Begin Supplied data

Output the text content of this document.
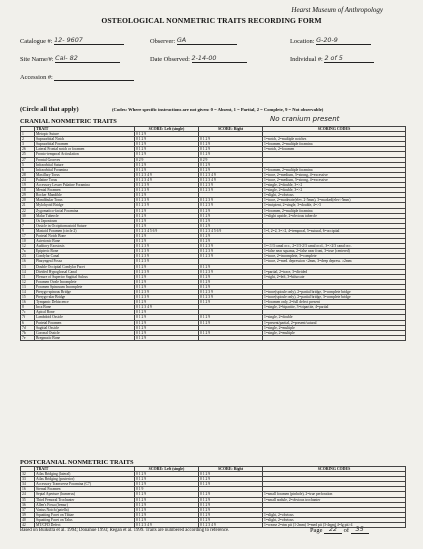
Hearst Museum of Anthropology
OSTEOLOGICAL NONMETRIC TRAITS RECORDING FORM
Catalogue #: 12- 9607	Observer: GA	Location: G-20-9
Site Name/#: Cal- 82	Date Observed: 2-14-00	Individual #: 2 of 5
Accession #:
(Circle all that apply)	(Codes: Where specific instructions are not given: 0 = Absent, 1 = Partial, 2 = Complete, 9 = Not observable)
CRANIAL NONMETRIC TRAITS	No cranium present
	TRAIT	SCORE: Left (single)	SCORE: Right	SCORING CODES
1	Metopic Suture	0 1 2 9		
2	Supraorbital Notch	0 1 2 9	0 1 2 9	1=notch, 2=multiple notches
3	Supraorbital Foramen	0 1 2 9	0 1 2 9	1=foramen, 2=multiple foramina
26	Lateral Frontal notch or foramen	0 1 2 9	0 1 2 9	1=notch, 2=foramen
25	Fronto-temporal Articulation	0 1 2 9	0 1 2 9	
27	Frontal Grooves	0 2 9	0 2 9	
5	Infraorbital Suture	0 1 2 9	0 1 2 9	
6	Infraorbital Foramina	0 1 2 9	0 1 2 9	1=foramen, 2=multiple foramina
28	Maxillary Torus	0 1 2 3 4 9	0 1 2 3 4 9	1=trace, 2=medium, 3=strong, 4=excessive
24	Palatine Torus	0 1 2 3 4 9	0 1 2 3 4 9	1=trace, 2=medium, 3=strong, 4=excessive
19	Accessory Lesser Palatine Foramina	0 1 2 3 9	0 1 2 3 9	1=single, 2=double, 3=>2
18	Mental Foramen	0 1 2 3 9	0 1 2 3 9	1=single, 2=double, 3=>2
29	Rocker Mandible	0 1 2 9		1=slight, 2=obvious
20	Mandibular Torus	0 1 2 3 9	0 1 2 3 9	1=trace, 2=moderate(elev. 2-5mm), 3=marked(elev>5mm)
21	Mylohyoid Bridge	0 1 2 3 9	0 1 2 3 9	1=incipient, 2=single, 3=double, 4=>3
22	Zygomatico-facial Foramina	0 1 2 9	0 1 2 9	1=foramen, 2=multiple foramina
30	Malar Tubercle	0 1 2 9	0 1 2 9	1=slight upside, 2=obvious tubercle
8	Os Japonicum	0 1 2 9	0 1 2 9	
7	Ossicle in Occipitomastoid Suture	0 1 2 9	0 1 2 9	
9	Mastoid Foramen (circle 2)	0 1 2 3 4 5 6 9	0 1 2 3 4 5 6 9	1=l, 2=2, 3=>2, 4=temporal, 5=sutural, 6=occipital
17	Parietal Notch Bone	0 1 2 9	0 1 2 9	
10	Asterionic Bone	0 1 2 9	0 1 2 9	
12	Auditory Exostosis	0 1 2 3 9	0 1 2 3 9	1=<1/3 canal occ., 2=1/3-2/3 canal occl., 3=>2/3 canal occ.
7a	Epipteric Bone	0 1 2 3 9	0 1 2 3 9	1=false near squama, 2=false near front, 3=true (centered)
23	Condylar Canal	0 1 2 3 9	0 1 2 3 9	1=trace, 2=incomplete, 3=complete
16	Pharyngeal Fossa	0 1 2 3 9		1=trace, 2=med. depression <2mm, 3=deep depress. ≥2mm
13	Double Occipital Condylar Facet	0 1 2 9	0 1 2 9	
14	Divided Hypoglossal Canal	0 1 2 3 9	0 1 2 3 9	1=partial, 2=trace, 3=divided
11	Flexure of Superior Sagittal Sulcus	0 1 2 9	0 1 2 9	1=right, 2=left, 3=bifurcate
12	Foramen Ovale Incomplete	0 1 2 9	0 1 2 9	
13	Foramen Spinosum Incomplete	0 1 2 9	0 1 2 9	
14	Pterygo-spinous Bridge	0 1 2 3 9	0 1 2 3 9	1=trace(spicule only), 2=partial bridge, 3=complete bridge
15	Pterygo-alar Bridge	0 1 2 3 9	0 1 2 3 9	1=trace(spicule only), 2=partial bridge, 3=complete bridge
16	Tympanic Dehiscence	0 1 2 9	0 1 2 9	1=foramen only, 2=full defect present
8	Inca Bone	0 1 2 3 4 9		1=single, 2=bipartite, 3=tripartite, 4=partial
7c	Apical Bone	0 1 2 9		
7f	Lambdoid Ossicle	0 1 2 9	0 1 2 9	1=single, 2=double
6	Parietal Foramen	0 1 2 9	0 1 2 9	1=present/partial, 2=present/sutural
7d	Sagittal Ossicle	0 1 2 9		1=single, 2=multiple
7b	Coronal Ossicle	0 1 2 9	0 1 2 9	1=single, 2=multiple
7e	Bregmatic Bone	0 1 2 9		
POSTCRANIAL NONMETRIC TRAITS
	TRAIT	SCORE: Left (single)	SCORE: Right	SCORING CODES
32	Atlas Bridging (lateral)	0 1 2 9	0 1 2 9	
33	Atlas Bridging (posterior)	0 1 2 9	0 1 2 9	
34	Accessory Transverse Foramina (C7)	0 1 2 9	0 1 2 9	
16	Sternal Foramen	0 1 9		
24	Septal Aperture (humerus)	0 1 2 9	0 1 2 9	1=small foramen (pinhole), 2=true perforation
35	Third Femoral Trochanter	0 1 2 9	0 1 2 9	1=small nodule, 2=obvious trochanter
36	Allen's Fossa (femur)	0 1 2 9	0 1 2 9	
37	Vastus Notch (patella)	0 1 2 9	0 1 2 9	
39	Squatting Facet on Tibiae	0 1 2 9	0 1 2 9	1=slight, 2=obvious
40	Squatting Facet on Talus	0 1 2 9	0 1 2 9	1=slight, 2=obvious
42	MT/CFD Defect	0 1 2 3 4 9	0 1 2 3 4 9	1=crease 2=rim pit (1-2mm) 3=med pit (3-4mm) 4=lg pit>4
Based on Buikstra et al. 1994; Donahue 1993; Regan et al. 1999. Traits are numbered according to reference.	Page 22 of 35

End Supplied data
Begin Supplied data

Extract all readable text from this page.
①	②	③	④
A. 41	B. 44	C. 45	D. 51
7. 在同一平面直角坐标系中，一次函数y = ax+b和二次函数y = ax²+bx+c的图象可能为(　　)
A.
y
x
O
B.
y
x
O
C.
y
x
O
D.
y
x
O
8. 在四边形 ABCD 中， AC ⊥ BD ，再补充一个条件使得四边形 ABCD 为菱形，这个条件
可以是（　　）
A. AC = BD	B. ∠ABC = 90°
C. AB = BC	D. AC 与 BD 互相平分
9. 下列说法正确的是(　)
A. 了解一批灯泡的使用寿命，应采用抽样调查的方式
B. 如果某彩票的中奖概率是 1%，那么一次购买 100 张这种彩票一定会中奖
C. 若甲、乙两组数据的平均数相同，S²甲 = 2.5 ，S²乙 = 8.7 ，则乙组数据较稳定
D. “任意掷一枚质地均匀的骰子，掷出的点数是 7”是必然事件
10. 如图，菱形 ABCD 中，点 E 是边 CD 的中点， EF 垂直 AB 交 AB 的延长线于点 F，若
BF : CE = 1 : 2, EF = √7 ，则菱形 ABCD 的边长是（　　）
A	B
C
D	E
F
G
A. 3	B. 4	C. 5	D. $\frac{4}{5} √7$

End Supplied data
Begin Supplied data

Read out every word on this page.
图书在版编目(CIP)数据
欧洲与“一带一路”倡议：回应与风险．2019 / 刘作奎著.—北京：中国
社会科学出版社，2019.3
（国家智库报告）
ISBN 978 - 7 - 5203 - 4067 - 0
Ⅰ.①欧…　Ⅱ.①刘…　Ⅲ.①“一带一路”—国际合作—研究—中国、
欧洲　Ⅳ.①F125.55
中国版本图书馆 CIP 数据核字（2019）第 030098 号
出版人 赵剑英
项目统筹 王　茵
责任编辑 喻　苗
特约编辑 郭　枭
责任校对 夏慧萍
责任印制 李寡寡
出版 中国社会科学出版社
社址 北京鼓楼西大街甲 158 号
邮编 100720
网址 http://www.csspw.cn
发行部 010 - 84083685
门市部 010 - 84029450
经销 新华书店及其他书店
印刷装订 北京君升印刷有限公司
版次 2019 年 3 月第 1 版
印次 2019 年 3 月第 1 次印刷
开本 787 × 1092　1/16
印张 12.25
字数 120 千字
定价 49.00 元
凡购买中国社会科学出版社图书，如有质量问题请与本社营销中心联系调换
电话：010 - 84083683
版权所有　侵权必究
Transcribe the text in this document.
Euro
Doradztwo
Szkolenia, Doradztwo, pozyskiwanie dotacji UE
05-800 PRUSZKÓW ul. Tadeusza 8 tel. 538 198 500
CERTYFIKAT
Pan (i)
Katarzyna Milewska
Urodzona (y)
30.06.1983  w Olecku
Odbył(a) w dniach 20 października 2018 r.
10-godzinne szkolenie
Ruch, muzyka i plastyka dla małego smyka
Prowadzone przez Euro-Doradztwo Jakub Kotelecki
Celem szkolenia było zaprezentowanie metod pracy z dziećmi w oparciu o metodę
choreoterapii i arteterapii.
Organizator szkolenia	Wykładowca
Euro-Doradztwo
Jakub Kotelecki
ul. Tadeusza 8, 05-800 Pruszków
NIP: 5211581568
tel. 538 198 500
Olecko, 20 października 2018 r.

End Supplied data

Problem requirements → Where a line in the material contains "excessive", copy that line.

Exercise response →
28	Maxillary Torus	0 1 2 3 4 9	0 1 2 3 4 9	1=trace, 2=medium, 3=strong, 4=excessive
24	Palatine Torus	0 1 2 3 4 9	0 1 2 3 4 9	1=trace, 2=medium, 3=strong, 4=excessive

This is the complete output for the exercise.